GIVEN INSTRUCTION: Format every line of the entries below as a JSON list of strings, one string per line, omitting blank lines.

[Element position data]
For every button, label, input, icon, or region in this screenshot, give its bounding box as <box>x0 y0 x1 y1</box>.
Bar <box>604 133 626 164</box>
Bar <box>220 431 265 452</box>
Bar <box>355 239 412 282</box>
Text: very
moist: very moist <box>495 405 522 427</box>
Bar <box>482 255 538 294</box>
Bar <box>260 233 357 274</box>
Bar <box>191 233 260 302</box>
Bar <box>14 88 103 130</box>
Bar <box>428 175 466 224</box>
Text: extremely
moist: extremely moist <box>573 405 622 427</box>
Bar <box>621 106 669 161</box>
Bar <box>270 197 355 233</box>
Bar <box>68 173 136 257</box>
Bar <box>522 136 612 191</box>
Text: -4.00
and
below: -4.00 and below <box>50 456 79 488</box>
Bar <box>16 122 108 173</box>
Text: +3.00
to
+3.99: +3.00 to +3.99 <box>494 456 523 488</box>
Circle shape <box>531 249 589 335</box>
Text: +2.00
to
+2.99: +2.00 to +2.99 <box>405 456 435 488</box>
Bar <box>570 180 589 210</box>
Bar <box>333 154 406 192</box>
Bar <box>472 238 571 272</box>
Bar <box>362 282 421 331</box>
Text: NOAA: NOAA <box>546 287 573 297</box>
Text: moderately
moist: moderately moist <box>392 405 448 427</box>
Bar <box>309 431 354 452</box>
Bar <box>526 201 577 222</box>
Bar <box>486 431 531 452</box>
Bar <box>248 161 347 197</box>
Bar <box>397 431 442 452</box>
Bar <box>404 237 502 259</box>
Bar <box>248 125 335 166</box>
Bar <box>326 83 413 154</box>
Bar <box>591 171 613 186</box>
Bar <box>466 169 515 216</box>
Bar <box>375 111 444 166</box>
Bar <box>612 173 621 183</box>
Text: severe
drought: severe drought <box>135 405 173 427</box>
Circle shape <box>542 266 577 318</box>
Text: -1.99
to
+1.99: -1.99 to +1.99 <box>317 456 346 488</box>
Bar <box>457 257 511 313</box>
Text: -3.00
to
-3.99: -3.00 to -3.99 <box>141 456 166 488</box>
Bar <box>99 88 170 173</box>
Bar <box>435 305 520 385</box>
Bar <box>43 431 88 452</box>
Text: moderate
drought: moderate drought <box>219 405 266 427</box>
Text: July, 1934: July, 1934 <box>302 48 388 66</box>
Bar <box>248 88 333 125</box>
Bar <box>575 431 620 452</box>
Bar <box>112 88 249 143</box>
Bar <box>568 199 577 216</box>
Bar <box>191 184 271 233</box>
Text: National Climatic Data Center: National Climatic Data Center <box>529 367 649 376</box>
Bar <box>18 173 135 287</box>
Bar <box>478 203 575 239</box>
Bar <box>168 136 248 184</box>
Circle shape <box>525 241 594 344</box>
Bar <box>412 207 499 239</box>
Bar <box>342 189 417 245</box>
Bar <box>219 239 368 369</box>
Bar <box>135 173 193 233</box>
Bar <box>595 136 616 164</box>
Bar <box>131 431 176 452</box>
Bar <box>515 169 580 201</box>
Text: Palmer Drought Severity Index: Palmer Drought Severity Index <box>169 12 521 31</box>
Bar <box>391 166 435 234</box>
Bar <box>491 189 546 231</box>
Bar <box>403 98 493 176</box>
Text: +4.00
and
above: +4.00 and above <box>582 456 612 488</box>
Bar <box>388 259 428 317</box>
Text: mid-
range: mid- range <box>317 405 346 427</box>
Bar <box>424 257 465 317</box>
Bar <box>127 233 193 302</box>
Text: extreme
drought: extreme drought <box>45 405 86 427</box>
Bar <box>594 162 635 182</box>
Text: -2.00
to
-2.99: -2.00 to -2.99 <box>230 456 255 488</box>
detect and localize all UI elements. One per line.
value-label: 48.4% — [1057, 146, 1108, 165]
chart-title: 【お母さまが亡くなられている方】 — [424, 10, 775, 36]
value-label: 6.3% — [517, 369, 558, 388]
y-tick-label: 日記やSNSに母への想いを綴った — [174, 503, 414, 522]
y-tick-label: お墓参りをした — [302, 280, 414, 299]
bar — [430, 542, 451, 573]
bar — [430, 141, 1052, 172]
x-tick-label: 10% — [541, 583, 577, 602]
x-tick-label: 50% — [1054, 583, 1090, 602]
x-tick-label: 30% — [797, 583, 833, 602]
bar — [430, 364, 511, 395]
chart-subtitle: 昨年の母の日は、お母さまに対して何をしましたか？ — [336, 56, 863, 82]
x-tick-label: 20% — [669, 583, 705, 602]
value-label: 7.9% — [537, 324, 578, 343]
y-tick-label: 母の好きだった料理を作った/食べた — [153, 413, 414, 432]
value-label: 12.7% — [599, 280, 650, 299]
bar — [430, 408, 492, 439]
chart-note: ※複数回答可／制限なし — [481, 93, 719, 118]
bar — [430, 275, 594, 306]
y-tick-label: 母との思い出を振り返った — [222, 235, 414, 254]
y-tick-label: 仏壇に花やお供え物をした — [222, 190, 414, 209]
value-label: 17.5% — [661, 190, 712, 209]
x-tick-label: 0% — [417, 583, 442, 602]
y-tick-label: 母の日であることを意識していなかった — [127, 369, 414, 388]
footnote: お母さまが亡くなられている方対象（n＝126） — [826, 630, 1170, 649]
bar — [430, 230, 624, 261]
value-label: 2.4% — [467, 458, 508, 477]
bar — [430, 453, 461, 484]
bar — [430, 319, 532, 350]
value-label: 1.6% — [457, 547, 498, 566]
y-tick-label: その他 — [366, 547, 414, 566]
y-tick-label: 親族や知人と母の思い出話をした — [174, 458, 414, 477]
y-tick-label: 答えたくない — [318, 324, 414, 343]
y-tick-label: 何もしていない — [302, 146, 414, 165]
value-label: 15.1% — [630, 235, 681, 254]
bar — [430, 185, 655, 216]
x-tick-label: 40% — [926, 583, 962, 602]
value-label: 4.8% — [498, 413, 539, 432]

RESPONSE TO THE TASK:
[
  "For every button, label, input, icon, or region in this screenshot, give its bounding box as <box>x0 y0 x1 y1</box>.",
  "Bar <box>604 133 626 164</box>",
  "Bar <box>220 431 265 452</box>",
  "Bar <box>355 239 412 282</box>",
  "Text: very",
  "moist: very moist <box>495 405 522 427</box>",
  "Bar <box>482 255 538 294</box>",
  "Bar <box>260 233 357 274</box>",
  "Bar <box>191 233 260 302</box>",
  "Bar <box>14 88 103 130</box>",
  "Bar <box>428 175 466 224</box>",
  "Text: extremely",
  "moist: extremely moist <box>573 405 622 427</box>",
  "Bar <box>621 106 669 161</box>",
  "Bar <box>270 197 355 233</box>",
  "Bar <box>68 173 136 257</box>",
  "Bar <box>522 136 612 191</box>",
  "Text: -4.00",
  "and",
  "below: -4.00 and below <box>50 456 79 488</box>",
  "Bar <box>16 122 108 173</box>",
  "Text: +3.00",
  "to",
  "+3.99: +3.00 to +3.99 <box>494 456 523 488</box>",
  "Circle shape <box>531 249 589 335</box>",
  "Text: +2.00",
  "to",
  "+2.99: +2.00 to +2.99 <box>405 456 435 488</box>",
  "Bar <box>570 180 589 210</box>",
  "Bar <box>333 154 406 192</box>",
  "Bar <box>472 238 571 272</box>",
  "Bar <box>362 282 421 331</box>",
  "Text: NOAA: NOAA <box>546 287 573 297</box>",
  "Text: moderately",
  "moist: moderately moist <box>392 405 448 427</box>",
  "Bar <box>309 431 354 452</box>",
  "Bar <box>526 201 577 222</box>",
  "Bar <box>486 431 531 452</box>",
  "Bar <box>248 161 347 197</box>",
  "Bar <box>397 431 442 452</box>",
  "Bar <box>404 237 502 259</box>",
  "Bar <box>248 125 335 166</box>",
  "Bar <box>326 83 413 154</box>",
  "Bar <box>591 171 613 186</box>",
  "Bar <box>466 169 515 216</box>",
  "Bar <box>375 111 444 166</box>",
  "Bar <box>612 173 621 183</box>",
  "Text: severe",
  "drought: severe drought <box>135 405 173 427</box>",
  "Circle shape <box>542 266 577 318</box>",
  "Text: -1.99",
  "to",
  "+1.99: -1.99 to +1.99 <box>317 456 346 488</box>",
  "Bar <box>457 257 511 313</box>",
  "Text: -3.00",
  "to",
  "-3.99: -3.00 to -3.99 <box>141 456 166 488</box>",
  "Bar <box>99 88 170 173</box>",
  "Bar <box>435 305 520 385</box>",
  "Bar <box>43 431 88 452</box>",
  "Text: moderate",
  "drought: moderate drought <box>219 405 266 427</box>",
  "Text: July, 1934: July, 1934 <box>302 48 388 66</box>",
  "Bar <box>248 88 333 125</box>",
  "Bar <box>575 431 620 452</box>",
  "Bar <box>112 88 249 143</box>",
  "Bar <box>568 199 577 216</box>",
  "Bar <box>191 184 271 233</box>",
  "Text: National Climatic Data Center: National Climatic Data Center <box>529 367 649 376</box>",
  "Bar <box>18 173 135 287</box>",
  "Bar <box>478 203 575 239</box>",
  "Bar <box>168 136 248 184</box>",
  "Circle shape <box>525 241 594 344</box>",
  "Bar <box>412 207 499 239</box>",
  "Bar <box>342 189 417 245</box>",
  "Bar <box>219 239 368 369</box>",
  "Bar <box>135 173 193 233</box>",
  "Bar <box>595 136 616 164</box>",
  "Bar <box>131 431 176 452</box>",
  "Bar <box>515 169 580 201</box>",
  "Text: Palmer Drought Severity Index: Palmer Drought Severity Index <box>169 12 521 31</box>",
  "Bar <box>391 166 435 234</box>",
  "Bar <box>491 189 546 231</box>",
  "Bar <box>403 98 493 176</box>",
  "Text: +4.00",
  "and",
  "above: +4.00 and above <box>582 456 612 488</box>",
  "Bar <box>388 259 428 317</box>",
  "Text: mid-",
  "range: mid- range <box>317 405 346 427</box>",
  "Bar <box>424 257 465 317</box>",
  "Bar <box>127 233 193 302</box>",
  "Text: extreme",
  "drought: extreme drought <box>45 405 86 427</box>",
  "Bar <box>594 162 635 182</box>",
  "Text: -2.00",
  "to",
  "-2.99: -2.00 to -2.99 <box>230 456 255 488</box>",
  "detect and localize all UI elements. One per line.",
  "value-label: 48.4% — [1057, 146, 1108, 165]",
  "chart-title: 【お母さまが亡くなられている方】 — [424, 10, 775, 36]",
  "value-label: 6.3% — [517, 369, 558, 388]",
  "y-tick-label: 日記やSNSに母への想いを綴った — [174, 503, 414, 522]",
  "y-tick-label: お墓参りをした — [302, 280, 414, 299]",
  "bar — [430, 542, 451, 573]",
  "bar — [430, 141, 1052, 172]",
  "x-tick-label: 10% — [541, 583, 577, 602]",
  "x-tick-label: 50% — [1054, 583, 1090, 602]",
  "x-tick-label: 30% — [797, 583, 833, 602]",
  "bar — [430, 364, 511, 395]",
  "chart-subtitle: 昨年の母の日は、お母さまに対して何をしましたか？ — [336, 56, 863, 82]",
  "x-tick-label: 20% — [669, 583, 705, 602]",
  "value-label: 7.9% — [537, 324, 578, 343]",
  "y-tick-label: 母の好きだった料理を作った/食べた — [153, 413, 414, 432]",
  "value-label: 12.7% — [599, 280, 650, 299]",
  "bar — [430, 408, 492, 439]",
  "chart-note: ※複数回答可／制限なし — [481, 93, 719, 118]",
  "bar — [430, 275, 594, 306]",
  "y-tick-label: 母との思い出を振り返った — [222, 235, 414, 254]",
  "y-tick-label: 仏壇に花やお供え物をした — [222, 190, 414, 209]",
  "value-label: 17.5% — [661, 190, 712, 209]",
  "x-tick-label: 0% — [417, 583, 442, 602]",
  "y-tick-label: 母の日であることを意識していなかった — [127, 369, 414, 388]",
  "footnote: お母さまが亡くなられている方対象（n＝126） — [826, 630, 1170, 649]",
  "bar — [430, 230, 624, 261]",
  "value-label: 2.4% — [467, 458, 508, 477]",
  "bar — [430, 453, 461, 484]",
  "bar — [430, 319, 532, 350]",
  "value-label: 1.6% — [457, 547, 498, 566]",
  "y-tick-label: その他 — [366, 547, 414, 566]",
  "y-tick-label: 親族や知人と母の思い出話をした — [174, 458, 414, 477]",
  "y-tick-label: 答えたくない — [318, 324, 414, 343]",
  "y-tick-label: 何もしていない — [302, 146, 414, 165]",
  "value-label: 15.1% — [630, 235, 681, 254]",
  "bar — [430, 185, 655, 216]",
  "x-tick-label: 40% — [926, 583, 962, 602]",
  "value-label: 4.8% — [498, 413, 539, 432]"
]